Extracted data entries
----

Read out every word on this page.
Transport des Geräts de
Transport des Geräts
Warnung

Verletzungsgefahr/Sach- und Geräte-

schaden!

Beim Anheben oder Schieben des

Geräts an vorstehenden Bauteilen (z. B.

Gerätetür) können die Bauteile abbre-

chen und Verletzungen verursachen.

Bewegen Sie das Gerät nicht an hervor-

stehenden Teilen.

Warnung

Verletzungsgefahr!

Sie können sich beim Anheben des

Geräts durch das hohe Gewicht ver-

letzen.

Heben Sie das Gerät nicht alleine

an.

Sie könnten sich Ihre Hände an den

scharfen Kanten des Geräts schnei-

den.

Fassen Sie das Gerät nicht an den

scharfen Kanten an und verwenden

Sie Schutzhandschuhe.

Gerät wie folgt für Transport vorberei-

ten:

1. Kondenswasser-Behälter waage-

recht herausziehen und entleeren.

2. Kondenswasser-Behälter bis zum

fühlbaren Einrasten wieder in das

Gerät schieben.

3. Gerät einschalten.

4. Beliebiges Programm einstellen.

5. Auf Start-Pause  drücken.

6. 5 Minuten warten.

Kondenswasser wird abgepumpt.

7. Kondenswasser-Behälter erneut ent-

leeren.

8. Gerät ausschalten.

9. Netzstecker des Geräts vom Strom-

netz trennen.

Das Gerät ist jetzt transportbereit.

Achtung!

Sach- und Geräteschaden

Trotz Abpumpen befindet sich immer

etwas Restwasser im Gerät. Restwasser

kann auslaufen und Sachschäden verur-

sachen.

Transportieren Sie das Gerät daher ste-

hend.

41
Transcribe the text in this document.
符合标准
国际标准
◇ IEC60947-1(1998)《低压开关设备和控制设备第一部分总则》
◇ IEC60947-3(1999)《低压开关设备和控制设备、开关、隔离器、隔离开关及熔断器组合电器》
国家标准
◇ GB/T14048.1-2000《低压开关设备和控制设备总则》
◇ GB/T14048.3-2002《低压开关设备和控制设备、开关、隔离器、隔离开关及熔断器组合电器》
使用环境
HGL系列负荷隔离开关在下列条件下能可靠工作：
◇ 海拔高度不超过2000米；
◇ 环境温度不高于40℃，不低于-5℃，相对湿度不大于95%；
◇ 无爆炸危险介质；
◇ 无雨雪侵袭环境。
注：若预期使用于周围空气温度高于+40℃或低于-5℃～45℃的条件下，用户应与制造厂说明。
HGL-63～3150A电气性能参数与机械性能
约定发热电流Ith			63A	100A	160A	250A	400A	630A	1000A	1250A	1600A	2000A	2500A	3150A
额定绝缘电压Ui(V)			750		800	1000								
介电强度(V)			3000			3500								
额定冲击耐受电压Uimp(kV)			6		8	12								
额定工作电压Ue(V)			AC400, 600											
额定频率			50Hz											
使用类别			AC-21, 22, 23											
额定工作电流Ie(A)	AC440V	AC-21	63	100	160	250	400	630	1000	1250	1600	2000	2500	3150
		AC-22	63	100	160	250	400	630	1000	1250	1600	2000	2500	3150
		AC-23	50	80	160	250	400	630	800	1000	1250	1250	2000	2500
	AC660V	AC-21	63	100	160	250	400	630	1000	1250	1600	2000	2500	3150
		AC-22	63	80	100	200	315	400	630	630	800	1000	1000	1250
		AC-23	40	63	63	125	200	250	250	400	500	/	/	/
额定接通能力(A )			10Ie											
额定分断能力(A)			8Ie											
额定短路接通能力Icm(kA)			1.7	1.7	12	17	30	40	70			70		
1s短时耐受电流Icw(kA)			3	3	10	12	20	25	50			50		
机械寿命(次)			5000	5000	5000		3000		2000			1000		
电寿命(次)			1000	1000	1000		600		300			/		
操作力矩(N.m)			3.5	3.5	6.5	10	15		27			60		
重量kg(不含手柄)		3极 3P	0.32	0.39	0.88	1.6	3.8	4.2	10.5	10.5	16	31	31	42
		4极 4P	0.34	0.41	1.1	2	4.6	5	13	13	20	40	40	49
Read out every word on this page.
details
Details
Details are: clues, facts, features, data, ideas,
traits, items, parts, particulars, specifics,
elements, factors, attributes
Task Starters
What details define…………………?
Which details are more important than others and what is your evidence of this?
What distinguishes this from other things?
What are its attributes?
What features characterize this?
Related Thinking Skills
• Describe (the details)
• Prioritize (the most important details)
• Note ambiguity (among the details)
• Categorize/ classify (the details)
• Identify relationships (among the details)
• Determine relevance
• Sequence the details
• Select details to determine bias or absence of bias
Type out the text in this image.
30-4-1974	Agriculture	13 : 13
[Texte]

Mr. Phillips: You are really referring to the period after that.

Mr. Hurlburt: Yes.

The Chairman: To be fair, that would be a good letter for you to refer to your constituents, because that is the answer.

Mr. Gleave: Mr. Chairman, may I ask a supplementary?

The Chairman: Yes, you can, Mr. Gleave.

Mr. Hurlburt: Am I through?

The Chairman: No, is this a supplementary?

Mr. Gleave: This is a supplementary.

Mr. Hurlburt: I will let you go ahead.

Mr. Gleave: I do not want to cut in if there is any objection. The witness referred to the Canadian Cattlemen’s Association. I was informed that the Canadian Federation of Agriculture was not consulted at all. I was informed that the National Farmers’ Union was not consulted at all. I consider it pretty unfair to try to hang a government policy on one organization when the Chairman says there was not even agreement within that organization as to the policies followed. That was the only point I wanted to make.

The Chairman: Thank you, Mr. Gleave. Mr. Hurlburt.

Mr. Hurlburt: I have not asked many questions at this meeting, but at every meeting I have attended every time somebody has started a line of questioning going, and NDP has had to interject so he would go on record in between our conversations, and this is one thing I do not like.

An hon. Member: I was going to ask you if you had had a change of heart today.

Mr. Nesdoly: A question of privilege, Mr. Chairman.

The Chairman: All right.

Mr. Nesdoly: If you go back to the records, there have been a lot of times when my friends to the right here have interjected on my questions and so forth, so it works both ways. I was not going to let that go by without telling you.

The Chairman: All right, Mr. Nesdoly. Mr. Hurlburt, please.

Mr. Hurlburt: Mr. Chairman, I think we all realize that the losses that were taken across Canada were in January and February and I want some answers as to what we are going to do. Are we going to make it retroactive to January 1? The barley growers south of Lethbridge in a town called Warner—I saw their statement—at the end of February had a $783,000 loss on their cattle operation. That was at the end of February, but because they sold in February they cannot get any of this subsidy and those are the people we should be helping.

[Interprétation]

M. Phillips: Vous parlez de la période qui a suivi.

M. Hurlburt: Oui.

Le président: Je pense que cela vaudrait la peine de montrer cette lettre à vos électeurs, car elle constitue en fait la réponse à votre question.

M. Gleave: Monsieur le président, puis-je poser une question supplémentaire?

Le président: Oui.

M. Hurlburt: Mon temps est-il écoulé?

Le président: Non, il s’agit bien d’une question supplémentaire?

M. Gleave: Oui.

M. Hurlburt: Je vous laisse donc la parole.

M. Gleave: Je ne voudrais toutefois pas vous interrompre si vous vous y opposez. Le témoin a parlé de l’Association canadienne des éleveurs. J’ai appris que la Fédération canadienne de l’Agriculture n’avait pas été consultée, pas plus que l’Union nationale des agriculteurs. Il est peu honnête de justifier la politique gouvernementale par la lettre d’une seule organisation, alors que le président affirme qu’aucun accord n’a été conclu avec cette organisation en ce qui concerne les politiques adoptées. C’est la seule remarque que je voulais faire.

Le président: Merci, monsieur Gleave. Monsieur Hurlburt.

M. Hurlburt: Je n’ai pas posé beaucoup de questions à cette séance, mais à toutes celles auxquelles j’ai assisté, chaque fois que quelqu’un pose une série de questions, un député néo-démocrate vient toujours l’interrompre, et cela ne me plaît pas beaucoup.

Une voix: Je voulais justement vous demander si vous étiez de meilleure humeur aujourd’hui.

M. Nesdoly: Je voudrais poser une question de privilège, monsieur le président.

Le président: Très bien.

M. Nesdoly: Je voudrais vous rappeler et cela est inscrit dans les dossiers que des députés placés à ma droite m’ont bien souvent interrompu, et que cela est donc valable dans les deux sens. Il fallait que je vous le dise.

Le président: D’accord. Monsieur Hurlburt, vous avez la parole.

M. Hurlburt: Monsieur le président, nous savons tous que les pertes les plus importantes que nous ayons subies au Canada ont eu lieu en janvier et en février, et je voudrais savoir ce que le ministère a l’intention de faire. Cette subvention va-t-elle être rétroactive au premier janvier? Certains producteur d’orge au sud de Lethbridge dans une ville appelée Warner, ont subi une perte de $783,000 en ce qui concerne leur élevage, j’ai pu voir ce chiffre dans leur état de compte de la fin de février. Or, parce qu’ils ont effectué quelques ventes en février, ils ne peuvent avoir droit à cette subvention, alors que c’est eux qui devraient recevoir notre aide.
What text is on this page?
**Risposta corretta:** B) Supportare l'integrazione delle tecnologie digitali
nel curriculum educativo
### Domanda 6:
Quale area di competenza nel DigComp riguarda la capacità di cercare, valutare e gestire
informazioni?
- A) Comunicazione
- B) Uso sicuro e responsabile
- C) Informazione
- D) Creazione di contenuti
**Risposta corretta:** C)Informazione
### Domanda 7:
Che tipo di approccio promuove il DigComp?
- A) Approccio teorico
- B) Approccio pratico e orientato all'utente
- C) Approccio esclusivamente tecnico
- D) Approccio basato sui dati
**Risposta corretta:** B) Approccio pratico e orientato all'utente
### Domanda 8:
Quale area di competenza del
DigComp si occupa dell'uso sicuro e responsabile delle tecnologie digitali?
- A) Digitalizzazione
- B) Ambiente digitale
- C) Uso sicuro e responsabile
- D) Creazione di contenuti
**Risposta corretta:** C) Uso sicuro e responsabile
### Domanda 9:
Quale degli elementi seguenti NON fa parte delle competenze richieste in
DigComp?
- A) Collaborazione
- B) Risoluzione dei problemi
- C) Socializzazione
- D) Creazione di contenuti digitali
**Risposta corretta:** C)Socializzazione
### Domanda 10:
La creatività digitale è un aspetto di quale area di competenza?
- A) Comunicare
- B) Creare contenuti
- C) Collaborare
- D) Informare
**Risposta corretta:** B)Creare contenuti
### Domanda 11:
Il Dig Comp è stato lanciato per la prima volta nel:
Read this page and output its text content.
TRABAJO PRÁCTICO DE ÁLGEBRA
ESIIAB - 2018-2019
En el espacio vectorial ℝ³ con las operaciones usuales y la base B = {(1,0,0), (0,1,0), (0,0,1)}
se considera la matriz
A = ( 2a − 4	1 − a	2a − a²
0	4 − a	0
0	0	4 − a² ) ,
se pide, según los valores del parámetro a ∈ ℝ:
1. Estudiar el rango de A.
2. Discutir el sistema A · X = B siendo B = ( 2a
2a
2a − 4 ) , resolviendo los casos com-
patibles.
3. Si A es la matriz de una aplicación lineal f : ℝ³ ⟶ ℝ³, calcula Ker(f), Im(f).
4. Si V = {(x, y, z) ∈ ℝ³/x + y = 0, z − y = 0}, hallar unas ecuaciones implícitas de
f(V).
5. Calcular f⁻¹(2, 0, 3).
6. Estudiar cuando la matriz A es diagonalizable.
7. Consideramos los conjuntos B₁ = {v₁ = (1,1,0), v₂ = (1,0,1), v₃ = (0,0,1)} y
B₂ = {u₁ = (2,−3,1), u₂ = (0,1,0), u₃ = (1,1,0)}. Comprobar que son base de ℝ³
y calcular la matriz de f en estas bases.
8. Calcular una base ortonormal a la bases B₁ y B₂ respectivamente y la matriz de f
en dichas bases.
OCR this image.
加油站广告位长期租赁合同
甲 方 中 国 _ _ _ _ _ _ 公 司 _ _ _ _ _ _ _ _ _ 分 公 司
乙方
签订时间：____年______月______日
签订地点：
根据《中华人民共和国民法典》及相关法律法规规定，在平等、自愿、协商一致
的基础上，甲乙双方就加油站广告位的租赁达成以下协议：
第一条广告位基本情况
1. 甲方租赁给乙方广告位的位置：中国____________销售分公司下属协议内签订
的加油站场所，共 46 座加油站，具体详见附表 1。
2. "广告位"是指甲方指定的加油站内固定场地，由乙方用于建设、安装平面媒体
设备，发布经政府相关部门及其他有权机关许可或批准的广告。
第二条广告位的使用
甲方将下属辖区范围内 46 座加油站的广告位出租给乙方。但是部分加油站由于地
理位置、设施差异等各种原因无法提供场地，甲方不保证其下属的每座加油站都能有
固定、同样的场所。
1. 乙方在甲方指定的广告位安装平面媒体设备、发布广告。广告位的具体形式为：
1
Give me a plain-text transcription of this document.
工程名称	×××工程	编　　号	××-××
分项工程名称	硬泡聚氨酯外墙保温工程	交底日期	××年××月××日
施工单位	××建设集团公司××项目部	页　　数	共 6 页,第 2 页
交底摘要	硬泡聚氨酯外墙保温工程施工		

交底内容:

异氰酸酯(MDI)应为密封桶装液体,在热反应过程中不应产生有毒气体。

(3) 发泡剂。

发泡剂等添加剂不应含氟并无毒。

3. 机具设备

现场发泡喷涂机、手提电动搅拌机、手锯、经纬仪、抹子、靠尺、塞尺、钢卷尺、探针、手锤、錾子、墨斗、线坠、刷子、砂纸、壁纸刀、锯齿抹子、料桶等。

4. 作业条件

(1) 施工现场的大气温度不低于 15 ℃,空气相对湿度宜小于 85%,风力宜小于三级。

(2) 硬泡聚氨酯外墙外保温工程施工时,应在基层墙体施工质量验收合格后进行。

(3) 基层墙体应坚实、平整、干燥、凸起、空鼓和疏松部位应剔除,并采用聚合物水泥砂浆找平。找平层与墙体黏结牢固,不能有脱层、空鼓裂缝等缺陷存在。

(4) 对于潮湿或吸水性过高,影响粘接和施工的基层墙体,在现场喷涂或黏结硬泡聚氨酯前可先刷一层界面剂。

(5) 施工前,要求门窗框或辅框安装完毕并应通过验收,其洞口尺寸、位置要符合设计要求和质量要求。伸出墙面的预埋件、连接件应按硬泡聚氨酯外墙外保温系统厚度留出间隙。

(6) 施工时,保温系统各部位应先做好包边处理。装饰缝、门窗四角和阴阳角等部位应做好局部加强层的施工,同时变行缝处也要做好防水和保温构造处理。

----

Select every line of the material above holding the word "because" and copy it.

■ THE RESPONSE ■
The Chairman: To be fair, that would be a good letter for you to refer to your constituents, because that is the answer.
Mr. Hurlburt: Mr. Chairman, I think we all realize that the losses that were taken across Canada were in January and February and I want some answers as to what we are going to do. Are we going to make it retroactive to January 1? The barley growers south of Lethbridge in a town called Warner—I saw their statement—at the end of February had a $783,000 loss on their cattle operation. That was at the end of February, but because they sold in February they cannot get any of this subsidy and those are the people we should be helping.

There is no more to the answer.